Work instructions
Your task is to print the material below exactly as presented.

Recorded data
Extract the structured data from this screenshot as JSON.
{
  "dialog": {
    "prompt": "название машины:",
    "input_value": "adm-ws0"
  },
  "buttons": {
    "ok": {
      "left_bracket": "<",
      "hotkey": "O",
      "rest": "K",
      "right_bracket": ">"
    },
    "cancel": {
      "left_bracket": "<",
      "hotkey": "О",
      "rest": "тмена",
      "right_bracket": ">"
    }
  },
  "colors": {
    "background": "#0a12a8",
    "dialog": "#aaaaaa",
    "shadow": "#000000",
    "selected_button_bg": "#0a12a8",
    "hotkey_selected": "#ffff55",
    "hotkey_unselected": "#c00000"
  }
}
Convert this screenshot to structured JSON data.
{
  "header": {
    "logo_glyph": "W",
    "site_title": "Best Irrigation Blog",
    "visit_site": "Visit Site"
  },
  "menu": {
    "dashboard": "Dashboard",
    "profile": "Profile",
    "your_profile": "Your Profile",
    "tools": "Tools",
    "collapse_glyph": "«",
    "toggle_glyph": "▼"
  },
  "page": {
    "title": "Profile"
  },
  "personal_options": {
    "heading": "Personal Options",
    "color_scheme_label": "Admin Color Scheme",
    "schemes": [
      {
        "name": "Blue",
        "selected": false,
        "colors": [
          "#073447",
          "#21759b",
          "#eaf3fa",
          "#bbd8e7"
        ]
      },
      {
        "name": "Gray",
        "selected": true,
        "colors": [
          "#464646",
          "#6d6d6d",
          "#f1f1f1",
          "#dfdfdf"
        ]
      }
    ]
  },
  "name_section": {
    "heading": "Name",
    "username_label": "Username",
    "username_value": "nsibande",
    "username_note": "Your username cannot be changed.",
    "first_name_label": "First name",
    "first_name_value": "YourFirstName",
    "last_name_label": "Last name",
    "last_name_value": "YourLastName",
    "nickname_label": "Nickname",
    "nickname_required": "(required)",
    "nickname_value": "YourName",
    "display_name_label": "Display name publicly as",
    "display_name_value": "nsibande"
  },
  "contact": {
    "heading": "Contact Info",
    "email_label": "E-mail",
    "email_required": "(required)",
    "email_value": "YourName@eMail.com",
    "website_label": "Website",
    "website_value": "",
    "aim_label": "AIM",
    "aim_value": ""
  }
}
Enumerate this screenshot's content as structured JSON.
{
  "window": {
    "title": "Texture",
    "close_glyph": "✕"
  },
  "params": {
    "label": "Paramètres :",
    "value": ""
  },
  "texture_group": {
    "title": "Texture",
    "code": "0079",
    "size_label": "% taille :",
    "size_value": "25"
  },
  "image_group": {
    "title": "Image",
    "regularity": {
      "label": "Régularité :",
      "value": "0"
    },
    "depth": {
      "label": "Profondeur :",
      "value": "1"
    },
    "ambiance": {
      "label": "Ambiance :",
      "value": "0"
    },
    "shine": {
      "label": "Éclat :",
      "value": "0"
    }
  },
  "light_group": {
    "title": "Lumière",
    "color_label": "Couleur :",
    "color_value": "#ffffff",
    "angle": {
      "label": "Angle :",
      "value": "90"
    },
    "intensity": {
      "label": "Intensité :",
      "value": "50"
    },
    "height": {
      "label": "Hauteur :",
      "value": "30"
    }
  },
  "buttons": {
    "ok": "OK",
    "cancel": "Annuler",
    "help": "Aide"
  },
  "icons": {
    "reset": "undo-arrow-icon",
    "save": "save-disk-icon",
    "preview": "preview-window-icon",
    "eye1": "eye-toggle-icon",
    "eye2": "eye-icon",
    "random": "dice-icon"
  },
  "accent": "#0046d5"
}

Task response
Extract the structured data from this screenshot as JSON.
{
  "dialog": {
    "prompt": "название машины:",
    "input_value": "adm-ws0"
  },
  "buttons": {
    "ok": {
      "left_bracket": "<",
      "hotkey": "O",
      "rest": "K",
      "right_bracket": ">"
    },
    "cancel": {
      "left_bracket": "<",
      "hotkey": "О",
      "rest": "тмена",
      "right_bracket": ">"
    }
  },
  "colors": {
    "background": "#0a12a8",
    "dialog": "#aaaaaa",
    "shadow": "#000000",
    "selected_button_bg": "#0a12a8",
    "hotkey_selected": "#ffff55",
    "hotkey_unselected": "#c00000"
  }
}
Convert this screenshot to structured JSON data.
{
  "header": {
    "logo_glyph": "W",
    "site_title": "Best Irrigation Blog",
    "visit_site": "Visit Site"
  },
  "menu": {
    "dashboard": "Dashboard",
    "profile": "Profile",
    "your_profile": "Your Profile",
    "tools": "Tools",
    "collapse_glyph": "«",
    "toggle_glyph": "▼"
  },
  "page": {
    "title": "Profile"
  },
  "personal_options": {
    "heading": "Personal Options",
    "color_scheme_label": "Admin Color Scheme",
    "schemes": [
      {
        "name": "Blue",
        "selected": false,
        "colors": [
          "#073447",
          "#21759b",
          "#eaf3fa",
          "#bbd8e7"
        ]
      },
      {
        "name": "Gray",
        "selected": true,
        "colors": [
          "#464646",
          "#6d6d6d",
          "#f1f1f1",
          "#dfdfdf"
        ]
      }
    ]
  },
  "name_section": {
    "heading": "Name",
    "username_label": "Username",
    "username_value": "nsibande",
    "username_note": "Your username cannot be changed.",
    "first_name_label": "First name",
    "first_name_value": "YourFirstName",
    "last_name_label": "Last name",
    "last_name_value": "YourLastName",
    "nickname_label": "Nickname",
    "nickname_required": "(required)",
    "nickname_value": "YourName",
    "display_name_label": "Display name publicly as",
    "display_name_value": "nsibande"
  },
  "contact": {
    "heading": "Contact Info",
    "email_label": "E-mail",
    "email_required": "(required)",
    "email_value": "YourName@eMail.com",
    "website_label": "Website",
    "website_value": "",
    "aim_label": "AIM",
    "aim_value": ""
  }
}
Enumerate this screenshot's content as structured JSON.
{
  "window": {
    "title": "Texture",
    "close_glyph": "✕"
  },
  "params": {
    "label": "Paramètres :",
    "value": ""
  },
  "texture_group": {
    "title": "Texture",
    "code": "0079",
    "size_label": "% taille :",
    "size_value": "25"
  },
  "image_group": {
    "title": "Image",
    "regularity": {
      "label": "Régularité :",
      "value": "0"
    },
    "depth": {
      "label": "Profondeur :",
      "value": "1"
    },
    "ambiance": {
      "label": "Ambiance :",
      "value": "0"
    },
    "shine": {
      "label": "Éclat :",
      "value": "0"
    }
  },
  "light_group": {
    "title": "Lumière",
    "color_label": "Couleur :",
    "color_value": "#ffffff",
    "angle": {
      "label": "Angle :",
      "value": "90"
    },
    "intensity": {
      "label": "Intensité :",
      "value": "50"
    },
    "height": {
      "label": "Hauteur :",
      "value": "30"
    }
  },
  "buttons": {
    "ok": "OK",
    "cancel": "Annuler",
    "help": "Aide"
  },
  "icons": {
    "reset": "undo-arrow-icon",
    "save": "save-disk-icon",
    "preview": "preview-window-icon",
    "eye1": "eye-toggle-icon",
    "eye2": "eye-icon",
    "random": "dice-icon"
  },
  "accent": "#0046d5"
}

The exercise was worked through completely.